* **你的任務**:
A – 判斷下列三項說法是否與關於薄膜電池的短文相符，每項回答「是」或「否」，並原文引出決定判斷的字句：(i) 鋰鈷氧化物的理論電容量為140 mAh/g；(ii) 基板為鋁時電容量較高；(iii) Ar/O2比例較低時，LCO會從(101)方向轉為(003)方向。
B – 把關於薄膜電池的短文中介於「本研究第一部份為磁控濺鍍參數」和「板溫度250°C為最佳的LCO成長條件。」之間的部分一字不改地重打出來，頭尾兩處都要包含。
C – 從關於薄膜電池的短文最後一句之後接著往下寫。

* **給定段落**:
□ □ □ □
薄膜電池具有固態電池高安全性以及高能量密度等相關優勢，且由於各層都是以薄膜形式為主，因此可降低固態電池界面阻抗高等問題，可作為可撓式3C裝置或者是微機電裝置的供電來源。在正極材料當中，鋰鈷氧化物(LiCoO2, LCO)具有高理論電容量(140 mAh/g)、高工作電壓(〜4.2 V)以及循環穩定性高等優勢，因此適合作為薄膜電池的正極選擇。LiCoO2薄膜電池研究中，文獻探討製程參數對於LCO微結構的影響所得的結果較為不一；此外，發現基板為鋁時電容量較低，分析薄膜與基板間相互擴散可能為原因，然而幾乎沒有任何相關研究。因此，本研究將以磁控濺鍍成長LiCoO2薄膜，觀察製程參數對於薄膜微結構及電池性能的影響，以及觀察基板與薄膜是否有相互擴散現象，並探討擴散現象對於電池性能影響，最後，運用TiN阻障層嘗試避免擴散現象發生。
本研究第一部份為磁控濺鍍參數對於LCO薄膜微結構的影響，從結果中可得藉由高濺鍍功率及基板升溫可先形成較穩定的LCO結晶相，並透過降低工作距離以增加薄膜中鋰離子含量進而降低鈷氧化物的生成。此外，發現Ar/O2氣體比例不同能夠影響LCO的結晶方向，當Ar/O2比例較低時，能夠使LCO從(003)方向轉變為(101)方向，此為較高電容量的結晶取向。最後，在此部分採用100W、濺鍍壓力10mtorr、Ar/O2為1/1，工作距離7cm及基板溫度250°C為最佳的LCO成長條件。
□ □ □ □
* **資料**:
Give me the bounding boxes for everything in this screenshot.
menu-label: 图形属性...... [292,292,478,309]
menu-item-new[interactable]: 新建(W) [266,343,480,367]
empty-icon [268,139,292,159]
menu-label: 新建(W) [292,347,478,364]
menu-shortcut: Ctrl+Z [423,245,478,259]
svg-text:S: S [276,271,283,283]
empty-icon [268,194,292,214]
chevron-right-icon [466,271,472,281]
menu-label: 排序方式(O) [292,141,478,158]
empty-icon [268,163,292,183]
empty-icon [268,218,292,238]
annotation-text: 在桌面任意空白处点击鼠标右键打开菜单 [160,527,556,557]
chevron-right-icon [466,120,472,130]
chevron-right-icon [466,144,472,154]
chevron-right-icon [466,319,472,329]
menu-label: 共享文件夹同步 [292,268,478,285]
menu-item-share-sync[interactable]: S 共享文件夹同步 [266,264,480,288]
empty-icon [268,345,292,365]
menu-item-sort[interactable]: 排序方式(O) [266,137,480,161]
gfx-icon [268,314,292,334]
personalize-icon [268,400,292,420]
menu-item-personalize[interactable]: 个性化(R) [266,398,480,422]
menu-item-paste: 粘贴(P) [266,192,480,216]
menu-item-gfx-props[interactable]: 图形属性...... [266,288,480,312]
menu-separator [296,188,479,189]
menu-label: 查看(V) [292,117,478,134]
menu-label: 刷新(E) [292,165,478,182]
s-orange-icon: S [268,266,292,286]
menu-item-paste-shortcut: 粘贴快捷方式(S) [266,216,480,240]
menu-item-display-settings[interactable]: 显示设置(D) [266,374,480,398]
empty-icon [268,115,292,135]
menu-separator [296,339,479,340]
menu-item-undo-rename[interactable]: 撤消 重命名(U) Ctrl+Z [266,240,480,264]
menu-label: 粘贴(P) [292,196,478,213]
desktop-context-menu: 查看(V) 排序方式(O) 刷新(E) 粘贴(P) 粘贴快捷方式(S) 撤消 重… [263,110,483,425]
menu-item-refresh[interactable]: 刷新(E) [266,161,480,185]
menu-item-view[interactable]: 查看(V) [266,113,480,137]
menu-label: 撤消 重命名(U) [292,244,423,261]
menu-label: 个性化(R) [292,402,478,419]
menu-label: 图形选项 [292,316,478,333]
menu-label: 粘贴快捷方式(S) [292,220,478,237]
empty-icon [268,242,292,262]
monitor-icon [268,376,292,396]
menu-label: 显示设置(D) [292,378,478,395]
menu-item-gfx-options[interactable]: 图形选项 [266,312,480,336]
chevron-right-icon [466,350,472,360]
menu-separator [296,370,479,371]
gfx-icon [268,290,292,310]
□ □ □ □
* **逐題結果**:
A –
(i) 是：「具有高理論電容量(140 mAh/g)」
(ii) 否：「發現基板為鋁時電容量較低」
(iii) 否：「當Ar/O2比例較低時，能夠使LCO從(003)方向轉變為(101)方向」

B –
本研究第一部份為磁控濺鍍參數對於LCO薄膜微結構的影響，從結果中可得藉由高濺鍍功率及基板升溫可先形成較穩定的LCO結晶相，並透過降低工作距離以增加薄膜中鋰離子含量進而降低鈷氧化物的生成。此外，發現Ar/O2氣體比例不同能夠影響LCO的結晶方向，當Ar/O2比例較低時，能夠使LCO從(003)方向轉變為(101)方向，此為較高電容量的結晶取向。最後，在此部分採用100W、濺鍍壓力10mtorr、Ar/O2為1/1，工作距離7cm及基板溫度250°C為最佳的LCO成長條件。

C –
研究第二部分為退火對於LCO薄膜影響，其結果可得退火氣氛會影響第二相的生成，並可推測LCO薄膜退火時微結構變化的過程；而較高溫及較長時間退火下可得最佳的LCO結晶性。最後以600°C、四小時並於大氣退火可得最佳的LCO結晶性，且可得到最高的電池電容量表現。在此部分也發現在高溫退火時有擴散現象發生，並由XPS、XRD、EDS分析可能形成LiAlO2和LiCo1-xAlxO2等第二相，為可能導致電容量相較於理論值較低的原因；但擴散現象卻對於貼合性部分有較好的幫助，進而提升長循環充放電下的庫倫效率。
研究第三部分為TiN阻障層影響，從結果可得TiN可完全阻擋LCO與Al之間的相互擴散，且晶體分析上可發現Ti離子並不會擴散進入LCO中，且在電性測量上電阻率經過退火後幾乎無明顯差別，證明TiN可有阻障能力及維持良好的導電性，因此預期電性結果會有更好的表現。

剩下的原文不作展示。